**Aim:**
Copy out all lines in the data below containing the string "Mishra".

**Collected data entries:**
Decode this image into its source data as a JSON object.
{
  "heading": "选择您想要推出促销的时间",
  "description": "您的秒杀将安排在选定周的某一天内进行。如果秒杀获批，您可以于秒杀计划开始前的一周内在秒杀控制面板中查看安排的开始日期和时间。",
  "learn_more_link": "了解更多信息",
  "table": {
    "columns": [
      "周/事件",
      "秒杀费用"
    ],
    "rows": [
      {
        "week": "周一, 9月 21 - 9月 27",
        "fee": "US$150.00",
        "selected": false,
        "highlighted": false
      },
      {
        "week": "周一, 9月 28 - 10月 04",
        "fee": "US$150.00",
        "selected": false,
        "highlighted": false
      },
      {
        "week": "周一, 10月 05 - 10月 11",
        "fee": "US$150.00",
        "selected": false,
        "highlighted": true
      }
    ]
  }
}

* * *

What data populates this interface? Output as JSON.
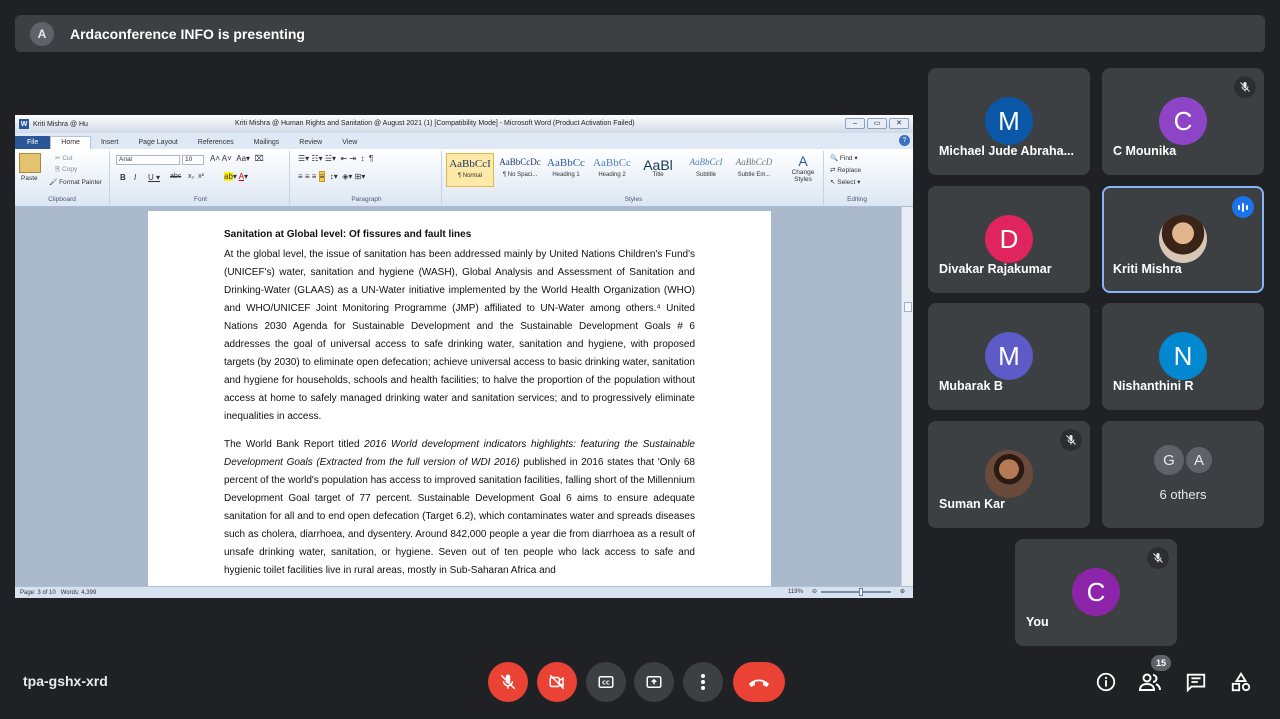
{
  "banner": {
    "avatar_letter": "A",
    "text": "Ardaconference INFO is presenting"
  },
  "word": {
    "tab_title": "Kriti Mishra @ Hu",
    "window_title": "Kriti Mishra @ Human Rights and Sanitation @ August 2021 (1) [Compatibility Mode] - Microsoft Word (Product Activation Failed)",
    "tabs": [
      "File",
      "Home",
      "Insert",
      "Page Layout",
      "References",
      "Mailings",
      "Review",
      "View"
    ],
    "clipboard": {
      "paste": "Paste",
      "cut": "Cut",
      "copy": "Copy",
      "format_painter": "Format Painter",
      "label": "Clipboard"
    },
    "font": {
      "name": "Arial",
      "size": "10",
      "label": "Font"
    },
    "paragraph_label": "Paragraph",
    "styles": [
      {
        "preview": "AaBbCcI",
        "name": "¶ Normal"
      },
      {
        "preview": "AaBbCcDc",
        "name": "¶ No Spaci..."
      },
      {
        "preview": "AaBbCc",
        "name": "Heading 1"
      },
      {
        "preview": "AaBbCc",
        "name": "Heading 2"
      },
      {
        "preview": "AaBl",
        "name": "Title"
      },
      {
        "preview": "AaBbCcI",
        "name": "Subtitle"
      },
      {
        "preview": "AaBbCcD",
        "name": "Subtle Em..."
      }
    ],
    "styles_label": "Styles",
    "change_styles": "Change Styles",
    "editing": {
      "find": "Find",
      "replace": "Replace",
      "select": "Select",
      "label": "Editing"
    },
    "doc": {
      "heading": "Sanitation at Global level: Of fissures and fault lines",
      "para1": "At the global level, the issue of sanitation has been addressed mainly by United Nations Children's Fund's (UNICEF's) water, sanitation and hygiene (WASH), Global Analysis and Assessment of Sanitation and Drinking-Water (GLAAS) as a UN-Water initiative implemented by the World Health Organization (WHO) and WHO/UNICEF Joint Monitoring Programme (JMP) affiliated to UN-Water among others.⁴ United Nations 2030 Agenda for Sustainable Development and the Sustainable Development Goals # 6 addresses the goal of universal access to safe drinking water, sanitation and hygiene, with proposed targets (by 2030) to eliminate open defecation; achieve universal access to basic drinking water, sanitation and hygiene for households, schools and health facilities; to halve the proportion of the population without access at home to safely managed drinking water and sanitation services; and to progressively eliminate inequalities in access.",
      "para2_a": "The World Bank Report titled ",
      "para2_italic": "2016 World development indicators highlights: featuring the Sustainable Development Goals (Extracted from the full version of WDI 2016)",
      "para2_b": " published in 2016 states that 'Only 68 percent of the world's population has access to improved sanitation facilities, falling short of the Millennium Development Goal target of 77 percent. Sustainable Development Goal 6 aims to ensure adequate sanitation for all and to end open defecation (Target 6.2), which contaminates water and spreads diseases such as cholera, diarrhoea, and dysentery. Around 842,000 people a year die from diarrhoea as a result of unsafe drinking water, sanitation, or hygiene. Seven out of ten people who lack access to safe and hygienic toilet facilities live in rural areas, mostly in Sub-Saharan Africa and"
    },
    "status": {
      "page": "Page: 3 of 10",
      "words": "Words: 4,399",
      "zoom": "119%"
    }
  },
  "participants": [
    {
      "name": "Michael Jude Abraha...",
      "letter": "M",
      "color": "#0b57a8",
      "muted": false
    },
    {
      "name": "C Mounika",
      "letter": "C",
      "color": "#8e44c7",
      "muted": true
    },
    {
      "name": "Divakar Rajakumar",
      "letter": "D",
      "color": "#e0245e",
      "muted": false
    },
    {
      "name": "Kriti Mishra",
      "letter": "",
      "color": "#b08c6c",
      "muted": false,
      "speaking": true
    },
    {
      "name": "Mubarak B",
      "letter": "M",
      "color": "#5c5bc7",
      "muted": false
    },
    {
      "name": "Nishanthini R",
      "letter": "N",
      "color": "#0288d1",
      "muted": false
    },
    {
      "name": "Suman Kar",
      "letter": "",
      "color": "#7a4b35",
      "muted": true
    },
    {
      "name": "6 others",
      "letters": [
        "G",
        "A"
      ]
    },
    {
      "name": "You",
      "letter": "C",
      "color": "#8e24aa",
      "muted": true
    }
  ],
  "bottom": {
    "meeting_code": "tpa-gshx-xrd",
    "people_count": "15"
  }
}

* * *

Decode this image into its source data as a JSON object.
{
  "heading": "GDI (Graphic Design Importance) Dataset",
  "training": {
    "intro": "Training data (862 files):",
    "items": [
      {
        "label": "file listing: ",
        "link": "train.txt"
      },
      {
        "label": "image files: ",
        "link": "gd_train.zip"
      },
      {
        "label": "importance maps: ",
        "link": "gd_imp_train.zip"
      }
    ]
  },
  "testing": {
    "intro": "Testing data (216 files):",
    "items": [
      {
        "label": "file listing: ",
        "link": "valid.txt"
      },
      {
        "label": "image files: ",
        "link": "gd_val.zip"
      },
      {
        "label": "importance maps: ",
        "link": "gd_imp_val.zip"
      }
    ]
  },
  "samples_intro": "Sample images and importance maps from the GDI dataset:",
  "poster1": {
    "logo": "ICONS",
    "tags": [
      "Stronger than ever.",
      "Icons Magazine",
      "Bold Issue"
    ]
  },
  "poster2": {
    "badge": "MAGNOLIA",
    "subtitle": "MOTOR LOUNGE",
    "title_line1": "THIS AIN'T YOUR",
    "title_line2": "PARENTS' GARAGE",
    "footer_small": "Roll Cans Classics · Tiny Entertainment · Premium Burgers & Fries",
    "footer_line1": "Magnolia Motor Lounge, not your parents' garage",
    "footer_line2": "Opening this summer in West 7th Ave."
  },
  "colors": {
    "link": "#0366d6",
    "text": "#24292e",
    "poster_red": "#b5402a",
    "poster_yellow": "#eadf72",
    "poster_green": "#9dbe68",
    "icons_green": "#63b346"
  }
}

**Answer to the exercise:**
    "tab_title": "Kriti Mishra @ Hu",
    "window_title": "Kriti Mishra @ Human Rights and Sanitation @ August 2021 (1) [Compatibility Mode] - Microsoft Word (Product Activation Failed)",
      "name": "Kriti Mishra",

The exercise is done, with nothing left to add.